#### [What to do]
Lay out every line of the listing below as a Markdown table with the columns Row and Line text. Number the rows in order and omit blank lines.

☆ ☆ ☆ ☆

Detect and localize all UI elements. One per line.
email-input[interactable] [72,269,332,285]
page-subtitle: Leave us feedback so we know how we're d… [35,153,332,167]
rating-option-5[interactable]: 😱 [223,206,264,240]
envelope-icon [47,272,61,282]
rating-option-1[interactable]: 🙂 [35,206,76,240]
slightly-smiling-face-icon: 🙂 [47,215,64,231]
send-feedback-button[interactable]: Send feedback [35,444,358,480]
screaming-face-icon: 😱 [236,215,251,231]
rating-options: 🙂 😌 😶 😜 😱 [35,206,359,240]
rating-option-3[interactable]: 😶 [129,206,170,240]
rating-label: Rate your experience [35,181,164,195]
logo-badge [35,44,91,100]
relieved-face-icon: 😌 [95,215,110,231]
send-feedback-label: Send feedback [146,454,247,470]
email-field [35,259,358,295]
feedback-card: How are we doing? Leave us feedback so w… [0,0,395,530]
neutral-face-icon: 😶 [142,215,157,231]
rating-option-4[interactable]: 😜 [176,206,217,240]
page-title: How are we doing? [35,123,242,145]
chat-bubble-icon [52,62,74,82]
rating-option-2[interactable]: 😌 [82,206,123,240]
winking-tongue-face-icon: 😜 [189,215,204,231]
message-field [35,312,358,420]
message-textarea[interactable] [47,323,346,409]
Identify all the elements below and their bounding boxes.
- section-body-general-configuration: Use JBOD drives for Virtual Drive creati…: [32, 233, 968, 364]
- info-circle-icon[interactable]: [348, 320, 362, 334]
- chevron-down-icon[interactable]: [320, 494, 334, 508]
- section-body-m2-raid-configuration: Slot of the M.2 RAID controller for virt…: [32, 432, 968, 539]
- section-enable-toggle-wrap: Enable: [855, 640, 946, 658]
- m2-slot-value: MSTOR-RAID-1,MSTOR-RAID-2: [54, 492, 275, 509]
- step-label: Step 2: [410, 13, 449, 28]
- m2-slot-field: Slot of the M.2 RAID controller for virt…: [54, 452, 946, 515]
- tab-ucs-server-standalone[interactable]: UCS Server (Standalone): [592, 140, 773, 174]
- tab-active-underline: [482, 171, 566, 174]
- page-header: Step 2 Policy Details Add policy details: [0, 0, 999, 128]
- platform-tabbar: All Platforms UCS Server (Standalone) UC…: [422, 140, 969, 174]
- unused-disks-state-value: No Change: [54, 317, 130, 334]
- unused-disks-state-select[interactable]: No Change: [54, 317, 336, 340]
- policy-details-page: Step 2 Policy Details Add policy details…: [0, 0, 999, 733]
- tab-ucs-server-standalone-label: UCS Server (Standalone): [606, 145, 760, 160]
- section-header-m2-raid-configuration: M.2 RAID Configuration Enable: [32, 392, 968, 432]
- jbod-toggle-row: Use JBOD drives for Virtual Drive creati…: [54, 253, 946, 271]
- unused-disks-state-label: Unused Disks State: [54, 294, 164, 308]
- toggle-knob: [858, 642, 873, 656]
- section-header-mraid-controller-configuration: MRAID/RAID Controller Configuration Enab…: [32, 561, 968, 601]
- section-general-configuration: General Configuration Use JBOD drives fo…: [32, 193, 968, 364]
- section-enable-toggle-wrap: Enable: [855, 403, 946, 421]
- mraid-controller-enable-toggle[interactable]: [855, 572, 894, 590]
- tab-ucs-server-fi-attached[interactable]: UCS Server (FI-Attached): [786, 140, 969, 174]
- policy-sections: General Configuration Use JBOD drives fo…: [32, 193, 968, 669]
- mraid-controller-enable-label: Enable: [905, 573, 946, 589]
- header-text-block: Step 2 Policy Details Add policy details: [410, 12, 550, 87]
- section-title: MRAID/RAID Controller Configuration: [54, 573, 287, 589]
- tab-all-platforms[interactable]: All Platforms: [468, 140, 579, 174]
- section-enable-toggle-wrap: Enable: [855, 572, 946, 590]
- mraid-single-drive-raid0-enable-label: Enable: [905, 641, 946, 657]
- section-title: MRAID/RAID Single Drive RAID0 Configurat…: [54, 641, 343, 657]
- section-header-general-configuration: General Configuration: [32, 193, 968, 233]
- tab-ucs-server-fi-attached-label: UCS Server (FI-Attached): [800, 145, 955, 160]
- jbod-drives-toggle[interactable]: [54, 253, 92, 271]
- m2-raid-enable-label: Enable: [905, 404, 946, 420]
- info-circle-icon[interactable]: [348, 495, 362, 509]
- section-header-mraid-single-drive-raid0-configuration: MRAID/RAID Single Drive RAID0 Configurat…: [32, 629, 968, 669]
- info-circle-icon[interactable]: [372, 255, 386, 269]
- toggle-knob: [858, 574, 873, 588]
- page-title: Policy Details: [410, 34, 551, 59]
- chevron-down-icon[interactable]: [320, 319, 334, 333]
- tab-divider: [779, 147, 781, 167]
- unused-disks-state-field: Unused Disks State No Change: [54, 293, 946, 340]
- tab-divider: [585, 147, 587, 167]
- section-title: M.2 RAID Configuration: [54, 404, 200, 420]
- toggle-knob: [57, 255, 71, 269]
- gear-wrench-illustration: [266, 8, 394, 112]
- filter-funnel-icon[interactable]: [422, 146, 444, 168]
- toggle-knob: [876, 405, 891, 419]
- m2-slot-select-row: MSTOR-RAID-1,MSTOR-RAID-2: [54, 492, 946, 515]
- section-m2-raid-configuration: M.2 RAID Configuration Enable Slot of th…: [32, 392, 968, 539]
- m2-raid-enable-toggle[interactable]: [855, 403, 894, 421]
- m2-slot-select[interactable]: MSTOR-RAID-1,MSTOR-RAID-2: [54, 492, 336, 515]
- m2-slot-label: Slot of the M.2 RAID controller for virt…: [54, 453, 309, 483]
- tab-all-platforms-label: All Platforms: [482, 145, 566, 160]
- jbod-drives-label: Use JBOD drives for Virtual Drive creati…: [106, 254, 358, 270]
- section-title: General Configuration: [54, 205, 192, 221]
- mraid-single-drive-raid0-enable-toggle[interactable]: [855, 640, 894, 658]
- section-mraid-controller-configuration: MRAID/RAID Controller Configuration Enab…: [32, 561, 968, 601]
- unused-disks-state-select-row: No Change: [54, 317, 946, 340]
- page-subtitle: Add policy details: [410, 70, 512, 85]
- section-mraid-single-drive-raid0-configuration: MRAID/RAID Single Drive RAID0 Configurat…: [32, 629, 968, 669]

☆ ☆ ☆ ☆

#### [Complete answer]
| Row | Line text |
|---|---|
| 1 | Detect and localize all UI elements. One per line. |
| 2 | email-input[interactable] [72,269,332,285] |
| 3 | page-subtitle: Leave us feedback so we know how we're d… [35,153,332,167] |
| 4 | rating-option-5[interactable]: 😱 [223,206,264,240] |
| 5 | envelope-icon [47,272,61,282] |
| 6 | rating-option-1[interactable]: 🙂 [35,206,76,240] |
| 7 | slightly-smiling-face-icon: 🙂 [47,215,64,231] |
| 8 | send-feedback-button[interactable]: Send feedback [35,444,358,480] |
| 9 | screaming-face-icon: 😱 [236,215,251,231] |
| 10 | rating-options: 🙂 😌 😶 😜 😱 [35,206,359,240] |
| 11 | rating-option-3[interactable]: 😶 [129,206,170,240] |
| 12 | rating-label: Rate your experience [35,181,164,195] |
| 13 | logo-badge [35,44,91,100] |
| 14 | relieved-face-icon: 😌 [95,215,110,231] |
| 15 | send-feedback-label: Send feedback [146,454,247,470] |
| 16 | email-field [35,259,358,295] |
| 17 | feedback-card: How are we doing? Leave us feedback so w… [0,0,395,530] |
| 18 | neutral-face-icon: 😶 [142,215,157,231] |
| 19 | rating-option-4[interactable]: 😜 [176,206,217,240] |
| 20 | page-title: How are we doing? [35,123,242,145] |
| 21 | chat-bubble-icon [52,62,74,82] |
| 22 | rating-option-2[interactable]: 😌 [82,206,123,240] |
| 23 | winking-tongue-face-icon: 😜 [189,215,204,231] |
| 24 | message-field [35,312,358,420] |
| 25 | message-textarea[interactable] [47,323,346,409] |
| 26 | Identify all the elements below and their bounding boxes. |
| 27 | - section-body-general-configuration: Use JBOD drives for Virtual Drive creati…: [32, 233, 968, 364] |
| 28 | - info-circle-icon[interactable]: [348, 320, 362, 334] |
| 29 | - chevron-down-icon[interactable]: [320, 494, 334, 508] |
| 30 | - section-body-m2-raid-configuration: Slot of the M.2 RAID controller for virt…: [32, 432, 968, 539] |
| 31 | - section-enable-toggle-wrap: Enable: [855, 640, 946, 658] |
| 32 | - m2-slot-value: MSTOR-RAID-1,MSTOR-RAID-2: [54, 492, 275, 509] |
| 33 | - step-label: Step 2: [410, 13, 449, 28] |
| 34 | - m2-slot-field: Slot of the M.2 RAID controller for virt…: [54, 452, 946, 515] |
| 35 | - tab-ucs-server-standalone[interactable]: UCS Server (Standalone): [592, 140, 773, 174] |
| 36 | - tab-active-underline: [482, 171, 566, 174] |
| 37 | - page-header: Step 2 Policy Details Add policy details: [0, 0, 999, 128] |
| 38 | - platform-tabbar: All Platforms UCS Server (Standalone) UC…: [422, 140, 969, 174] |
| 39 | - unused-disks-state-value: No Change: [54, 317, 130, 334] |
| 40 | - unused-disks-state-select[interactable]: No Change: [54, 317, 336, 340] |
| 41 | - policy-details-page: Step 2 Policy Details Add policy details…: [0, 0, 999, 733] |
| 42 | - tab-ucs-server-standalone-label: UCS Server (Standalone): [606, 145, 760, 160] |
| 43 | - section-header-m2-raid-configuration: M.2 RAID Configuration Enable: [32, 392, 968, 432] |
| 44 | - jbod-toggle-row: Use JBOD drives for Virtual Drive creati…: [54, 253, 946, 271] |
| 45 | - unused-disks-state-label: Unused Disks State: [54, 294, 164, 308] |
| 46 | - toggle-knob: [858, 642, 873, 656] |
| 47 | - section-header-mraid-controller-configuration: MRAID/RAID Controller Configuration Enab…: [32, 561, 968, 601] |
| 48 | - section-general-configuration: General Configuration Use JBOD drives fo…: [32, 193, 968, 364] |
| 49 | - section-enable-toggle-wrap: Enable: [855, 403, 946, 421] |
| 50 | - mraid-controller-enable-toggle[interactable]: [855, 572, 894, 590] |
| 51 | - tab-ucs-server-fi-attached[interactable]: UCS Server (FI-Attached): [786, 140, 969, 174] |
| 52 | - policy-sections: General Configuration Use JBOD drives fo…: [32, 193, 968, 669] |
| 53 | - mraid-controller-enable-label: Enable: [905, 573, 946, 589] |
| 54 | - header-text-block: Step 2 Policy Details Add policy details: [410, 12, 550, 87] |
| 55 | - section-title: MRAID/RAID Controller Configuration: [54, 573, 287, 589] |
| 56 | - tab-all-platforms[interactable]: All Platforms: [468, 140, 579, 174] |
| 57 | - section-enable-toggle-wrap: Enable: [855, 572, 946, 590] |
| 58 | - mraid-single-drive-raid0-enable-label: Enable: [905, 641, 946, 657] |
| 59 | - section-title: MRAID/RAID Single Drive RAID0 Configurat…: [54, 641, 343, 657] |
| 60 | - section-header-general-configuration: General Configuration: [32, 193, 968, 233] |
| 61 | - tab-ucs-server-fi-attached-label: UCS Server (FI-Attached): [800, 145, 955, 160] |
| 62 | - jbod-drives-toggle[interactable]: [54, 253, 92, 271] |
| 63 | - m2-raid-enable-label: Enable: [905, 404, 946, 420] |
| 64 | - info-circle-icon[interactable]: [348, 495, 362, 509] |
| 65 | - section-header-mraid-single-drive-raid0-configuration: MRAID/RAID Single Drive RAID0 Configurat…: [32, 629, 968, 669] |
| 66 | - info-circle-icon[interactable]: [372, 255, 386, 269] |
| 67 | - toggle-knob: [858, 574, 873, 588] |
| 68 | - page-title: Policy Details: [410, 34, 551, 59] |
| 69 | - chevron-down-icon[interactable]: [320, 319, 334, 333] |
| 70 | - tab-divider: [779, 147, 781, 167] |
| 71 | - unused-disks-state-field: Unused Disks State No Change: [54, 293, 946, 340] |
| 72 | - tab-divider: [585, 147, 587, 167] |
| 73 | - section-title: M.2 RAID Configuration: [54, 404, 200, 420] |
| 74 | - toggle-knob: [57, 255, 71, 269] |
| 75 | - gear-wrench-illustration: [266, 8, 394, 112] |
| 76 | - filter-funnel-icon[interactable]: [422, 146, 444, 168] |
| 77 | - toggle-knob: [876, 405, 891, 419] |
| 78 | - m2-slot-select-row: MSTOR-RAID-1,MSTOR-RAID-2: [54, 492, 946, 515] |
| 79 | - section-m2-raid-configuration: M.2 RAID Configuration Enable Slot of th…: [32, 392, 968, 539] |
| 80 | - m2-raid-enable-toggle[interactable]: [855, 403, 894, 421] |
| 81 | - m2-slot-select[interactable]: MSTOR-RAID-1,MSTOR-RAID-2: [54, 492, 336, 515] |
| 82 | - m2-slot-label: Slot of the M.2 RAID controller for virt…: [54, 453, 309, 483] |
| 83 | - tab-all-platforms-label: All Platforms: [482, 145, 566, 160] |
| 84 | - jbod-drives-label: Use JBOD drives for Virtual Drive creati…: [106, 254, 358, 270] |
| 85 | - section-title: General Configuration: [54, 205, 192, 221] |
| 86 | - mraid-single-drive-raid0-enable-toggle[interactable]: [855, 640, 894, 658] |
| 87 | - section-mraid-controller-configuration: MRAID/RAID Controller Configuration Enab…: [32, 561, 968, 601] |
| 88 | - unused-disks-state-select-row: No Change: [54, 317, 946, 340] |
| 89 | - page-subtitle: Add policy details: [410, 70, 512, 85] |
| 90 | - section-mraid-single-drive-raid0-configuration: MRAID/RAID Single Drive RAID0 Configurat…: [32, 629, 968, 669] |